● **What this task involves**
Tell how many lines in the data below hold the string "navidad"; give nothing but the number.

Start of Extracted information

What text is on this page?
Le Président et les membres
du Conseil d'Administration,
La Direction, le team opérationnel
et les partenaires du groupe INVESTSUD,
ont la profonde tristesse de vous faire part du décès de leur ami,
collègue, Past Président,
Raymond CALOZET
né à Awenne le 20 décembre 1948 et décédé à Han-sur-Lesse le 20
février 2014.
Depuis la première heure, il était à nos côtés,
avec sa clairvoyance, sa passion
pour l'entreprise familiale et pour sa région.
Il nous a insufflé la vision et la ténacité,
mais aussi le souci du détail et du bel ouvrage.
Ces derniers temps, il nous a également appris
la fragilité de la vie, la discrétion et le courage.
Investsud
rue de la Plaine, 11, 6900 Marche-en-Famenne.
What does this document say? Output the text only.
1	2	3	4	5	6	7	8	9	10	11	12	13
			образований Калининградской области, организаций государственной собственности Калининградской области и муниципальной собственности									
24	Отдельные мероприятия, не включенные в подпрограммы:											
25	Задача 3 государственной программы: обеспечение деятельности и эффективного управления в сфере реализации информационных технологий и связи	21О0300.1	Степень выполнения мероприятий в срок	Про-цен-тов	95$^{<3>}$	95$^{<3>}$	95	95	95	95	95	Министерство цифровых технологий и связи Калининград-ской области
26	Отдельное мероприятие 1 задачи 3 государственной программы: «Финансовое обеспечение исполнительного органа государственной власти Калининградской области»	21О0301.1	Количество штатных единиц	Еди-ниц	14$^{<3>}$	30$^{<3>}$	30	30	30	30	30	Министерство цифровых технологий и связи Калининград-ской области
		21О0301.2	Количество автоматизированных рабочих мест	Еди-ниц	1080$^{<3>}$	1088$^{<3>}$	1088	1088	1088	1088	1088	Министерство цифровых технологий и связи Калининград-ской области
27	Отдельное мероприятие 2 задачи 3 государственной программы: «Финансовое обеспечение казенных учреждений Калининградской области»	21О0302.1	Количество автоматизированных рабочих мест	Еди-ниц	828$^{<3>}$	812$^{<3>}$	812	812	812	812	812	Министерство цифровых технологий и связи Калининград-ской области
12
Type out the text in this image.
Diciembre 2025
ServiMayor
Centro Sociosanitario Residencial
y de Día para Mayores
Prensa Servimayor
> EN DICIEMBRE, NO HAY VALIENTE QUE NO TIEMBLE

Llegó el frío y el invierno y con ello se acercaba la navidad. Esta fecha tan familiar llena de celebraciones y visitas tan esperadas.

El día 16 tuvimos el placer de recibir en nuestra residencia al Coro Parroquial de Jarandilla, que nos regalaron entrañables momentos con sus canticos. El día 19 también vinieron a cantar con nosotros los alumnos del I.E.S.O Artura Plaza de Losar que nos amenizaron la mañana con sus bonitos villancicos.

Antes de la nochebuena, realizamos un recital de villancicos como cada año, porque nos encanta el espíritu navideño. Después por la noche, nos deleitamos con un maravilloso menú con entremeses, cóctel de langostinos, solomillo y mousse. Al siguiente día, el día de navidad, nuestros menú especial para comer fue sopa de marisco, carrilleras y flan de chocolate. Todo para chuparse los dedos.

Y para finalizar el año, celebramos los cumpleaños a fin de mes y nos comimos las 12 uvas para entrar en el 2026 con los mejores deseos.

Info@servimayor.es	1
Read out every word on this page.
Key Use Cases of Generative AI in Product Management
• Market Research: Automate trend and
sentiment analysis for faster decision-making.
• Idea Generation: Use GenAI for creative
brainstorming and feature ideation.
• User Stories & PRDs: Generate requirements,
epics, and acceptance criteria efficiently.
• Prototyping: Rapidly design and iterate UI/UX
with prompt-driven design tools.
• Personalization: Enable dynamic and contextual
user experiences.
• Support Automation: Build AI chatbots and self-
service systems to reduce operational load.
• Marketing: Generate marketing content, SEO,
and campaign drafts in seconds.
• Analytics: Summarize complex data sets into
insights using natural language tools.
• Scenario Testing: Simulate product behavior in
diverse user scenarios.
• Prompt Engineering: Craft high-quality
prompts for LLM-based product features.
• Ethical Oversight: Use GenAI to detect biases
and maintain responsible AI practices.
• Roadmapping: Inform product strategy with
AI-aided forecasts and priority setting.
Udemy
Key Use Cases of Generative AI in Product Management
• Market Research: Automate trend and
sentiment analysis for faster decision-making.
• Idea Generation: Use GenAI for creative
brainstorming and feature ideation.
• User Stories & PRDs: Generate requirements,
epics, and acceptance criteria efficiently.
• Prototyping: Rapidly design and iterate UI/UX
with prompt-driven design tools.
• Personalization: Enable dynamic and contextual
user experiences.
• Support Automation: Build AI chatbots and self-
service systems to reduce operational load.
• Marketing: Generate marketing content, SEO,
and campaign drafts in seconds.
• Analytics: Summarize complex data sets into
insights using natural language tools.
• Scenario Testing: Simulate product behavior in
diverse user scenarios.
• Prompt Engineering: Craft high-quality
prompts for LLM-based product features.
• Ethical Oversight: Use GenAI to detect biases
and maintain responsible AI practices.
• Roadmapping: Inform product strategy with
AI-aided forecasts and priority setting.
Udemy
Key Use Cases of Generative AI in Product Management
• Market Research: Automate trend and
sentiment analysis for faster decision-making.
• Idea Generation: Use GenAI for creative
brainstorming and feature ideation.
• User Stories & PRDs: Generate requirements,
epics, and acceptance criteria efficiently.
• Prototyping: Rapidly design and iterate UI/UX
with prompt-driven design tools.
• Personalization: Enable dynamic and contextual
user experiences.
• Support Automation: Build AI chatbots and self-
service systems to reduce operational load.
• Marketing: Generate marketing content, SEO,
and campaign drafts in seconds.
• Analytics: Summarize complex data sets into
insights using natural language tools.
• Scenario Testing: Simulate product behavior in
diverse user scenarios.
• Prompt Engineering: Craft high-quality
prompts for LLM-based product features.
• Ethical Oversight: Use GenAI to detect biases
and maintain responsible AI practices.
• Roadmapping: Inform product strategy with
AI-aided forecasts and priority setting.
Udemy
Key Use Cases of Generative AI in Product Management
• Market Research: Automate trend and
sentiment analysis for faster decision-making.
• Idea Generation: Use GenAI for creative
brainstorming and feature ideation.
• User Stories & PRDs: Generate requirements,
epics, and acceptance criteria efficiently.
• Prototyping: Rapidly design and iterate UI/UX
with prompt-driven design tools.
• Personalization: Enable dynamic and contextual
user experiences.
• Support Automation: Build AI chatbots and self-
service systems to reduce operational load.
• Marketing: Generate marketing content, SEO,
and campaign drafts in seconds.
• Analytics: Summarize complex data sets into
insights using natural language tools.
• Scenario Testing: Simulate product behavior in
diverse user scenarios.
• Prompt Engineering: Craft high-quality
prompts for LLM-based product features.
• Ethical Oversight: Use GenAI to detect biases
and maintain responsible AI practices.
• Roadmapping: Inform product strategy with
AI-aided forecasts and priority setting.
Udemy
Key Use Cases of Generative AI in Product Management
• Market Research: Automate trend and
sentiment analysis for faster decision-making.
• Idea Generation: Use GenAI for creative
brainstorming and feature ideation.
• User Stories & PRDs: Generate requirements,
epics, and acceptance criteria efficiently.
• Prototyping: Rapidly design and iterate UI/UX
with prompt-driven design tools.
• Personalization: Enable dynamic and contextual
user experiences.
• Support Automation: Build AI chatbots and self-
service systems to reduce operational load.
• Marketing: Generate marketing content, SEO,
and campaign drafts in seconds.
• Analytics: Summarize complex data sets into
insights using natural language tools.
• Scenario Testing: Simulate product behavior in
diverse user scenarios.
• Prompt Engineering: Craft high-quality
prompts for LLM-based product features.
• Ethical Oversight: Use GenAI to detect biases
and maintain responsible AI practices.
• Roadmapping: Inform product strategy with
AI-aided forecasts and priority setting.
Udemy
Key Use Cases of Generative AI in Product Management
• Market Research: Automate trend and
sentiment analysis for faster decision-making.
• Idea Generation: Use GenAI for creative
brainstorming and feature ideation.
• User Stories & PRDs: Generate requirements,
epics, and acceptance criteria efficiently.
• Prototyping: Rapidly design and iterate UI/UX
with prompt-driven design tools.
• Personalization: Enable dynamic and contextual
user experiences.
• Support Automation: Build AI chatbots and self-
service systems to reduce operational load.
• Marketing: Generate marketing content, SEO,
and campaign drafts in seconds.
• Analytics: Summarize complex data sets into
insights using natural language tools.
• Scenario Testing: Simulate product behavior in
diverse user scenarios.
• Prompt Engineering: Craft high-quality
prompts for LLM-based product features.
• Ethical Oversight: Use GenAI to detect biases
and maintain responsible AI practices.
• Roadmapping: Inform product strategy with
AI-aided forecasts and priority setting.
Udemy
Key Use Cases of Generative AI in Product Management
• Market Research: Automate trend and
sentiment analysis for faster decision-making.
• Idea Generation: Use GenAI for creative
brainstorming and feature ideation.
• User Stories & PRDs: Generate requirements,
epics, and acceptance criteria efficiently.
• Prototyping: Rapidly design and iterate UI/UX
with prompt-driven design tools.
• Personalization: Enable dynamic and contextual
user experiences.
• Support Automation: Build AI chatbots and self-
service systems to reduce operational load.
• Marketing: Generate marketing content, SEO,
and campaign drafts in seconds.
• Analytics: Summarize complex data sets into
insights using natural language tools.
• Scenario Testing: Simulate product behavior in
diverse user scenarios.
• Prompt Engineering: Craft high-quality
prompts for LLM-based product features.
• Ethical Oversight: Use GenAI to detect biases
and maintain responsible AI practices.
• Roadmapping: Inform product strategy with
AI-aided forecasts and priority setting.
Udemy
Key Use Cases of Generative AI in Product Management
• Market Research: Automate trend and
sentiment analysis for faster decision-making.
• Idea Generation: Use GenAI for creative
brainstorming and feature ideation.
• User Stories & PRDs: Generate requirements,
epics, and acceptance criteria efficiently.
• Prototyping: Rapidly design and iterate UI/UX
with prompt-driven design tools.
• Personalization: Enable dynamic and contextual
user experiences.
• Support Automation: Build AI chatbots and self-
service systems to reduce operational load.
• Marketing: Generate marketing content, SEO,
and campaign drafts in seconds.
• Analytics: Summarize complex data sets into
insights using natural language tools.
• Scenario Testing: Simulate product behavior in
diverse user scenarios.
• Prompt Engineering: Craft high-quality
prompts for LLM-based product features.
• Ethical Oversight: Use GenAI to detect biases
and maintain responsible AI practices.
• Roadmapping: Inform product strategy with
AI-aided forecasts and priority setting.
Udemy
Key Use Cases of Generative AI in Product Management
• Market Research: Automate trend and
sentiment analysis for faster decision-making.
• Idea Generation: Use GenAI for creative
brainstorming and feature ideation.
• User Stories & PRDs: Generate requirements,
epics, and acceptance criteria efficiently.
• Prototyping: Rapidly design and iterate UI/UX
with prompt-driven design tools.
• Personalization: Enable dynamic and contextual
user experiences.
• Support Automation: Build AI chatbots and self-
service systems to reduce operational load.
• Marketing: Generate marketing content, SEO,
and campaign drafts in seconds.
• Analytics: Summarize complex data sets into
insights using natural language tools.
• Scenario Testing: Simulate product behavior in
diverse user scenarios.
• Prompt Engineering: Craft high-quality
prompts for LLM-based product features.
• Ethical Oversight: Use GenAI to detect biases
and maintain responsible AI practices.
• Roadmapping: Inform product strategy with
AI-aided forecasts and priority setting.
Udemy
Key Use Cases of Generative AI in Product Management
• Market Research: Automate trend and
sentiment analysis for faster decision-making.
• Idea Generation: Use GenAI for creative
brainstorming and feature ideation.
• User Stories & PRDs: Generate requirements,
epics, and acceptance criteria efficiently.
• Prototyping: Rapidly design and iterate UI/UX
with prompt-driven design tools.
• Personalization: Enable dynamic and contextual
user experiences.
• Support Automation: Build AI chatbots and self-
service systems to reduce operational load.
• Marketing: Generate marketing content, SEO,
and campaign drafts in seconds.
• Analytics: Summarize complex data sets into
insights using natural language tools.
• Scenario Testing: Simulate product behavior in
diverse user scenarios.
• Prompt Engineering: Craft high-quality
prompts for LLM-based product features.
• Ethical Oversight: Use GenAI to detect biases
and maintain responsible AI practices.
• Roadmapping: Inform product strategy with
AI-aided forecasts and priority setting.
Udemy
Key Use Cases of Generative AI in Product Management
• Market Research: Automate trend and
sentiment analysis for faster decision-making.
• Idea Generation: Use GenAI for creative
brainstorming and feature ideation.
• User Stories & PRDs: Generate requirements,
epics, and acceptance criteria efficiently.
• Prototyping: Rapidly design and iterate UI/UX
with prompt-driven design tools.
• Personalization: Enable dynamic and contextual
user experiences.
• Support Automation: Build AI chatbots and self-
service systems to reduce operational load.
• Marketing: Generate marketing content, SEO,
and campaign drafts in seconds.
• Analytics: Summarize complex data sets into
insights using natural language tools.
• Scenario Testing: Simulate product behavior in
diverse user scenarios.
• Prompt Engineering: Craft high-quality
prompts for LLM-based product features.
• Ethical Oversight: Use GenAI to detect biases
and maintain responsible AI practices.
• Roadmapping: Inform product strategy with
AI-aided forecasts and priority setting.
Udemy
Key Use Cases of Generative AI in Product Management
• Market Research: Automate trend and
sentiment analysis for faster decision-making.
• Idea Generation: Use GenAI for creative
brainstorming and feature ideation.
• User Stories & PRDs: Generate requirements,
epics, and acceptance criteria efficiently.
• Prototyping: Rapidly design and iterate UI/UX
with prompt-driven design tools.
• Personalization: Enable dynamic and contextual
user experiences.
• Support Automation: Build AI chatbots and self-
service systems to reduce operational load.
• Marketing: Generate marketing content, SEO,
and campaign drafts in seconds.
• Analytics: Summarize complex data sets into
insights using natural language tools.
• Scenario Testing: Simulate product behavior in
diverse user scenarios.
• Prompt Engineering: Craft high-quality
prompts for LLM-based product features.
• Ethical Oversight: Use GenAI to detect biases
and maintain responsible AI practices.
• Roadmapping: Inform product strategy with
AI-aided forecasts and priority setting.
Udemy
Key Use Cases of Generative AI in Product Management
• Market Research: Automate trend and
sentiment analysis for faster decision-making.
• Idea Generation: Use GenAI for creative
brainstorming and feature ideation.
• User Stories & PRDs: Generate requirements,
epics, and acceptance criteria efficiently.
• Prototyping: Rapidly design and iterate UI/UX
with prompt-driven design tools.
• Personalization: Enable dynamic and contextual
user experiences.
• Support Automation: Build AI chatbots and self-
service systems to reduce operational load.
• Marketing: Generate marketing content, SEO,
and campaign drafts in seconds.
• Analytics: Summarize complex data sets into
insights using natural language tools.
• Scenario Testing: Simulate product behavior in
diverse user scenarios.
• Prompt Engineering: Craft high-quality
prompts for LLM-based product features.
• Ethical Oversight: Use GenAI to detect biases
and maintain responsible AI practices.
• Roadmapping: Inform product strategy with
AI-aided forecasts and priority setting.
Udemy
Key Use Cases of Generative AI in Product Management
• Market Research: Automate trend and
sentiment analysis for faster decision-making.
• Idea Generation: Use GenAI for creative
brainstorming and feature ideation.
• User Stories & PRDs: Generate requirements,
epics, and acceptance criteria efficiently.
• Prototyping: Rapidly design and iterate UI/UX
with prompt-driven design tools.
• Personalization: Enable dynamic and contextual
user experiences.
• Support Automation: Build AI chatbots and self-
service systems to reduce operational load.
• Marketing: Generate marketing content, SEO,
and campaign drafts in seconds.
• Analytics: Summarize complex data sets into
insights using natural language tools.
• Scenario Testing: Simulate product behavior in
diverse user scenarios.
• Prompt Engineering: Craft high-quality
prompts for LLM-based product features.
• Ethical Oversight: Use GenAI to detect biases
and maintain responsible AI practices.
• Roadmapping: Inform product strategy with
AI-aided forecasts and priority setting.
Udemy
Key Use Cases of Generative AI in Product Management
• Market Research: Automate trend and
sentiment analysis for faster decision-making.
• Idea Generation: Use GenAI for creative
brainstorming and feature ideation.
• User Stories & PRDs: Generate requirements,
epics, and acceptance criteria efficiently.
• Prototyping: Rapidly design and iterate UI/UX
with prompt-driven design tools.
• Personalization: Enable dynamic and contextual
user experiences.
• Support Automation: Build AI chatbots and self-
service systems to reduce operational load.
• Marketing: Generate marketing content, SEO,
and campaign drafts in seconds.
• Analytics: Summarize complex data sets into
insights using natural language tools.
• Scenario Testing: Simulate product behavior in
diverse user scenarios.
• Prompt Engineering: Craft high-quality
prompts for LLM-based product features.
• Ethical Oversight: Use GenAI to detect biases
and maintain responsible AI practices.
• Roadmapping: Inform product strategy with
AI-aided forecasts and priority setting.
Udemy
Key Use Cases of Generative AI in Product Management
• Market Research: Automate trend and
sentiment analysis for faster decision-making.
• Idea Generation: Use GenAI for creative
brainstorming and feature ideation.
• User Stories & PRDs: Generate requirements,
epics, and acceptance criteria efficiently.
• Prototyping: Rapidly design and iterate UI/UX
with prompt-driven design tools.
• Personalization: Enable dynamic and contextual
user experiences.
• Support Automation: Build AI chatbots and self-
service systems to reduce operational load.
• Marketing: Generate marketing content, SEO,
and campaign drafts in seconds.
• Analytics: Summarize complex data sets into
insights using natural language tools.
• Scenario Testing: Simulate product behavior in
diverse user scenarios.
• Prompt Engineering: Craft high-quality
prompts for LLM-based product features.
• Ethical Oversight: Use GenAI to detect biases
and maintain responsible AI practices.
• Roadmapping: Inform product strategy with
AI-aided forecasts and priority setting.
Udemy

End of Extracted information

● **Result of this exercise**
2